_WHAT THE TASK ASKS_: Below are the records. Reproduce exactly the lines from the one containing "Convert this screenshot" through the final line, and omit any pictures.

_AVAILABLE RECORDS_:
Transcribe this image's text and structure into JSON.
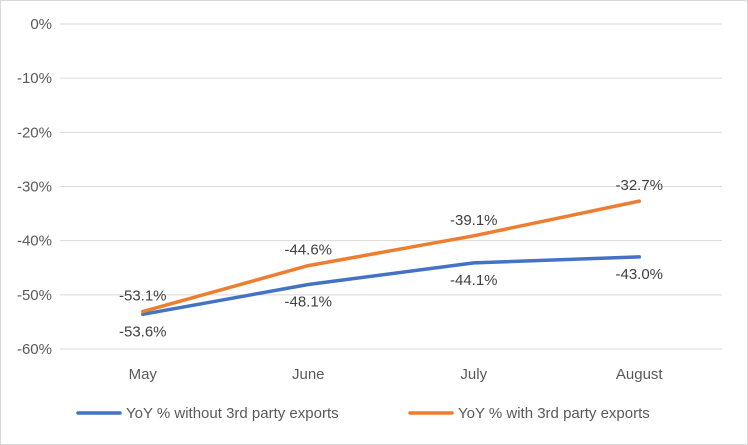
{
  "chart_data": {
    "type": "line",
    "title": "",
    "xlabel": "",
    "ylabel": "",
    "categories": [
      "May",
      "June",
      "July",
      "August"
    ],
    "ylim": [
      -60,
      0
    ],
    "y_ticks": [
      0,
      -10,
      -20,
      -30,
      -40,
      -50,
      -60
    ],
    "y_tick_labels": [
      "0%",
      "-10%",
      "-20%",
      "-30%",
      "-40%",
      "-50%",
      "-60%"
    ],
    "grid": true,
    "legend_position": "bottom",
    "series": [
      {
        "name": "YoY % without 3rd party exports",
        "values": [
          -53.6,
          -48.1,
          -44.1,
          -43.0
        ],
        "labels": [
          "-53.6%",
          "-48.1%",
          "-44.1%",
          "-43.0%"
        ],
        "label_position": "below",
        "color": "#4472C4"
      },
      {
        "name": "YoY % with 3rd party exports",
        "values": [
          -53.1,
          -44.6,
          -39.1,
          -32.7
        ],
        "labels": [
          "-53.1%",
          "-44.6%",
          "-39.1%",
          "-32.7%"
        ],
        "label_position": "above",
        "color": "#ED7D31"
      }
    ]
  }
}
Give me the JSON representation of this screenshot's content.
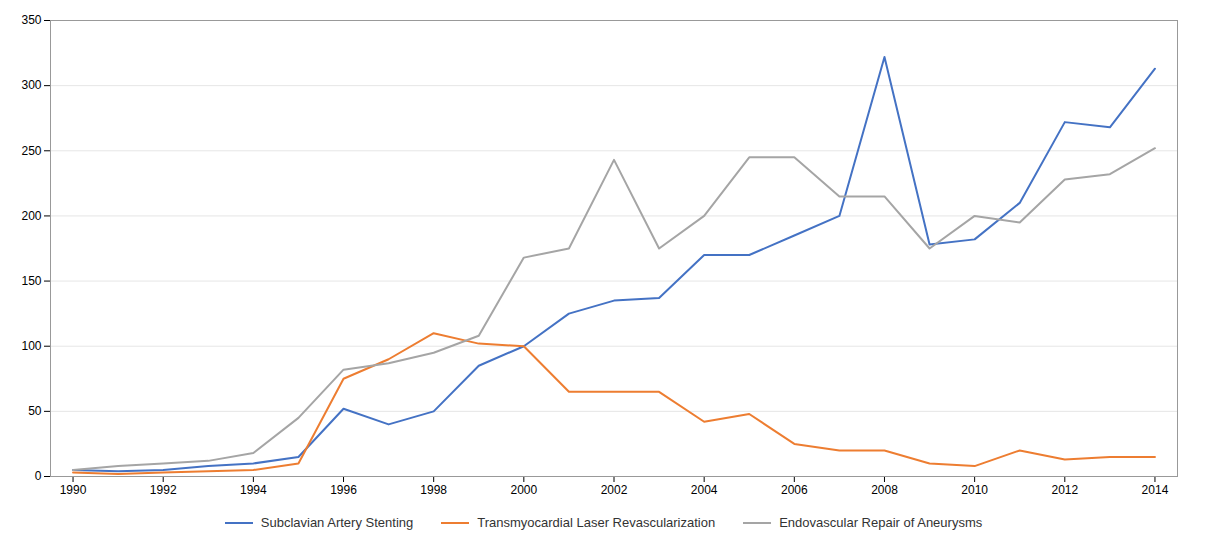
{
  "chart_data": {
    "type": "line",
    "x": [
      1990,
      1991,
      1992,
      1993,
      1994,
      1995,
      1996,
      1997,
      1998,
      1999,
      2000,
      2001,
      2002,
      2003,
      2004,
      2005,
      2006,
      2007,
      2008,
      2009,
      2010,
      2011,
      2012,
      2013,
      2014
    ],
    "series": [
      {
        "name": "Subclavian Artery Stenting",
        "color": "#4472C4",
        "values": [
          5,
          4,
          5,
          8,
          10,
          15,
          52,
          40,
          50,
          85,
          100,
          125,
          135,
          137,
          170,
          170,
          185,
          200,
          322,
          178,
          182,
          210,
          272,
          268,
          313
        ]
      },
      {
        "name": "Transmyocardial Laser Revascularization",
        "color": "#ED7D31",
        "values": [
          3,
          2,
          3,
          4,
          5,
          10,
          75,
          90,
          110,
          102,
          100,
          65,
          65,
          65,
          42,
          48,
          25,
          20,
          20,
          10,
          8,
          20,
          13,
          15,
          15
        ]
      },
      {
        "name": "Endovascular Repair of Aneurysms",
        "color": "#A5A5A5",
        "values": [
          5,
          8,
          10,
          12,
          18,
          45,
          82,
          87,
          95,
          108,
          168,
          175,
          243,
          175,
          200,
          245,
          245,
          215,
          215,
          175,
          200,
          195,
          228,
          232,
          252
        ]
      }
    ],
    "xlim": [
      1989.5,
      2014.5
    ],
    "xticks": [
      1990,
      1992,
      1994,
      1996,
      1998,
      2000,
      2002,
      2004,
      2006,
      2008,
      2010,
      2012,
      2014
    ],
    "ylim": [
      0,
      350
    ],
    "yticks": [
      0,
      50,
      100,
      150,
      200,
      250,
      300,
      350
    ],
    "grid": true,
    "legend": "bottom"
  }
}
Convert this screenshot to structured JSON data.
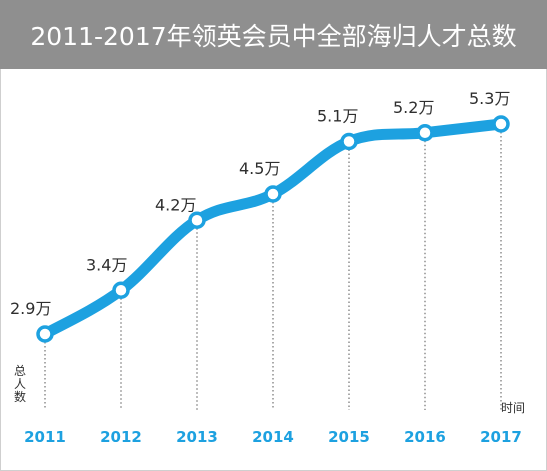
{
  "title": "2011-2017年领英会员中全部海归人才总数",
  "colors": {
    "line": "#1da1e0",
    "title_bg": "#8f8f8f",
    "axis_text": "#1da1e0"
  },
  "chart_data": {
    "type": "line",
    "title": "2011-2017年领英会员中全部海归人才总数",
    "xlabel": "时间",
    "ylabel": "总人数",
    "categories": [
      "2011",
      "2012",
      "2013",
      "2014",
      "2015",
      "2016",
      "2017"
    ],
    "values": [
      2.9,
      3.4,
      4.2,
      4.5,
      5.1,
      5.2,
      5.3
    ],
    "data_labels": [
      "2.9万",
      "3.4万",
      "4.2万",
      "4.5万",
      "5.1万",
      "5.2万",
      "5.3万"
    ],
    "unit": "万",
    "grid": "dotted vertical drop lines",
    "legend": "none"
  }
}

_COMPLETE ANSWER_:
Convert this screenshot to structured JSON data.
{
  "title": "2011-2017年领英会员中全部海归人才总数",
  "colors": {
    "line": "#1da1e0",
    "title_bg": "#8f8f8f",
    "axis_text": "#1da1e0"
  },
  "chart_data": {
    "type": "line",
    "title": "2011-2017年领英会员中全部海归人才总数",
    "xlabel": "时间",
    "ylabel": "总人数",
    "categories": [
      "2011",
      "2012",
      "2013",
      "2014",
      "2015",
      "2016",
      "2017"
    ],
    "values": [
      2.9,
      3.4,
      4.2,
      4.5,
      5.1,
      5.2,
      5.3
    ],
    "data_labels": [
      "2.9万",
      "3.4万",
      "4.2万",
      "4.5万",
      "5.1万",
      "5.2万",
      "5.3万"
    ],
    "unit": "万",
    "grid": "dotted vertical drop lines",
    "legend": "none"
  }
}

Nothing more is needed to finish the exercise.